Exclude the pictures and retype the entries as written.
-- start of Provided records --
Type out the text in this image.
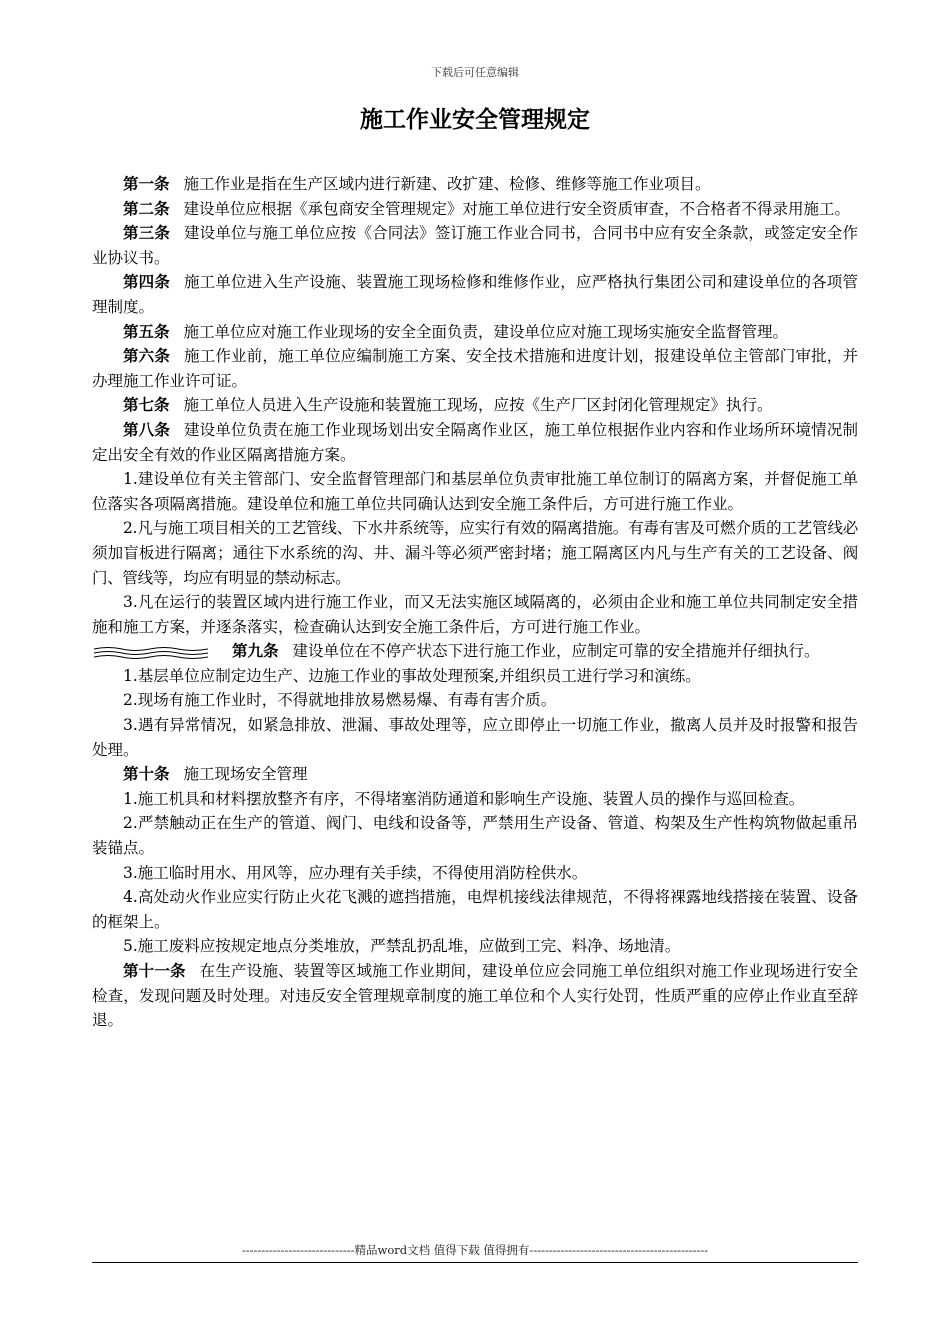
下载后可任意编辑
施工作业安全管理规定

第一条 施工作业是指在生产区域内进行新建、改扩建、检修、维修等施工作业项目。

第二条 建设单位应根据《承包商安全管理规定》对施工单位进行安全资质审查，不合格者不得录用施工。

第三条 建设单位与施工单位应按《合同法》签订施工作业合同书，合同书中应有安全条款，或签定安全作业协议书。

第四条 施工单位进入生产设施、装置施工现场检修和维修作业，应严格执行集团公司和建设单位的各项管理制度。

第五条 施工单位应对施工作业现场的安全全面负责，建设单位应对施工现场实施安全监督管理。

第六条 施工作业前，施工单位应编制施工方案、安全技术措施和进度计划，报建设单位主管部门审批，并办理施工作业许可证。

第七条 施工单位人员进入生产设施和装置施工现场，应按《生产厂区封闭化管理规定》执行。

第八条 建设单位负责在施工作业现场划出安全隔离作业区，施工单位根据作业内容和作业场所环境情况制定出安全有效的作业区隔离措施方案。

1.建设单位有关主管部门、安全监督管理部门和基层单位负责审批施工单位制订的隔离方案，并督促施工单位落实各项隔离措施。建设单位和施工单位共同确认达到安全施工条件后，方可进行施工作业。

2.凡与施工项目相关的工艺管线、下水井系统等，应实行有效的隔离措施。有毒有害及可燃介质的工艺管线必须加盲板进行隔离；通往下水系统的沟、井、漏斗等必须严密封堵；施工隔离区内凡与生产有关的工艺设备、阀门、管线等，均应有明显的禁动标志。

3.凡在运行的装置区域内进行施工作业，而又无法实施区域隔离的，必须由企业和施工单位共同制定安全措施和施工方案，并逐条落实，检查确认达到安全施工条件后，方可进行施工作业。

第九条 建设单位在不停产状态下进行施工作业，应制定可靠的安全措施并仔细执行。

1.基层单位应制定边生产、边施工作业的事故处理预案,并组织员工进行学习和演练。

2.现场有施工作业时，不得就地排放易燃易爆、有毒有害介质。

3.遇有异常情况，如紧急排放、泄漏、事故处理等，应立即停止一切施工作业，撤离人员并及时报警和报告处理。

第十条 施工现场安全管理

1.施工机具和材料摆放整齐有序，不得堵塞消防通道和影响生产设施、装置人员的操作与巡回检查。

2.严禁触动正在生产的管道、阀门、电线和设备等，严禁用生产设备、管道、构架及生产性构筑物做起重吊装锚点。

3.施工临时用水、用风等，应办理有关手续，不得使用消防栓供水。

4.高处动火作业应实行防止火花飞溅的遮挡措施，电焊机接线法律规范，不得将裸露地线搭接在装置、设备的框架上。

5.施工废料应按规定地点分类堆放，严禁乱扔乱堆，应做到工完、料净、场地清。

第十一条 在生产设施、装置等区域施工作业期间，建设单位应会同施工单位组织对施工作业现场进行安全检查，发现问题及时处理。对违反安全管理规章制度的施工单位和个人实行处罚，性质严重的应停止作业直至辞退。

-----------------------------精品word文档 值得下载 值得拥有----------------------------------------------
-- end of Provided records --
**Finished answer:**
Type out the text in this image.
下载后可任意编辑
施工作业安全管理规定

第一条 施工作业是指在生产区域内进行新建、改扩建、检修、维修等施工作业项目。

第二条 建设单位应根据《承包商安全管理规定》对施工单位进行安全资质审查，不合格者不得录用施工。

第三条 建设单位与施工单位应按《合同法》签订施工作业合同书，合同书中应有安全条款，或签定安全作业协议书。

第四条 施工单位进入生产设施、装置施工现场检修和维修作业，应严格执行集团公司和建设单位的各项管理制度。

第五条 施工单位应对施工作业现场的安全全面负责，建设单位应对施工现场实施安全监督管理。

第六条 施工作业前，施工单位应编制施工方案、安全技术措施和进度计划，报建设单位主管部门审批，并办理施工作业许可证。

第七条 施工单位人员进入生产设施和装置施工现场，应按《生产厂区封闭化管理规定》执行。

第八条 建设单位负责在施工作业现场划出安全隔离作业区，施工单位根据作业内容和作业场所环境情况制定出安全有效的作业区隔离措施方案。

1.建设单位有关主管部门、安全监督管理部门和基层单位负责审批施工单位制订的隔离方案，并督促施工单位落实各项隔离措施。建设单位和施工单位共同确认达到安全施工条件后，方可进行施工作业。

2.凡与施工项目相关的工艺管线、下水井系统等，应实行有效的隔离措施。有毒有害及可燃介质的工艺管线必须加盲板进行隔离；通往下水系统的沟、井、漏斗等必须严密封堵；施工隔离区内凡与生产有关的工艺设备、阀门、管线等，均应有明显的禁动标志。

3.凡在运行的装置区域内进行施工作业，而又无法实施区域隔离的，必须由企业和施工单位共同制定安全措施和施工方案，并逐条落实，检查确认达到安全施工条件后，方可进行施工作业。

第九条 建设单位在不停产状态下进行施工作业，应制定可靠的安全措施并仔细执行。

1.基层单位应制定边生产、边施工作业的事故处理预案,并组织员工进行学习和演练。

2.现场有施工作业时，不得就地排放易燃易爆、有毒有害介质。

3.遇有异常情况，如紧急排放、泄漏、事故处理等，应立即停止一切施工作业，撤离人员并及时报警和报告处理。

第十条 施工现场安全管理

1.施工机具和材料摆放整齐有序，不得堵塞消防通道和影响生产设施、装置人员的操作与巡回检查。

2.严禁触动正在生产的管道、阀门、电线和设备等，严禁用生产设备、管道、构架及生产性构筑物做起重吊装锚点。

3.施工临时用水、用风等，应办理有关手续，不得使用消防栓供水。

4.高处动火作业应实行防止火花飞溅的遮挡措施，电焊机接线法律规范，不得将裸露地线搭接在装置、设备的框架上。

5.施工废料应按规定地点分类堆放，严禁乱扔乱堆，应做到工完、料净、场地清。

第十一条 在生产设施、装置等区域施工作业期间，建设单位应会同施工单位组织对施工作业现场进行安全检查，发现问题及时处理。对违反安全管理规章制度的施工单位和个人实行处罚，性质严重的应停止作业直至辞退。

-----------------------------精品word文档 值得下载 值得拥有----------------------------------------------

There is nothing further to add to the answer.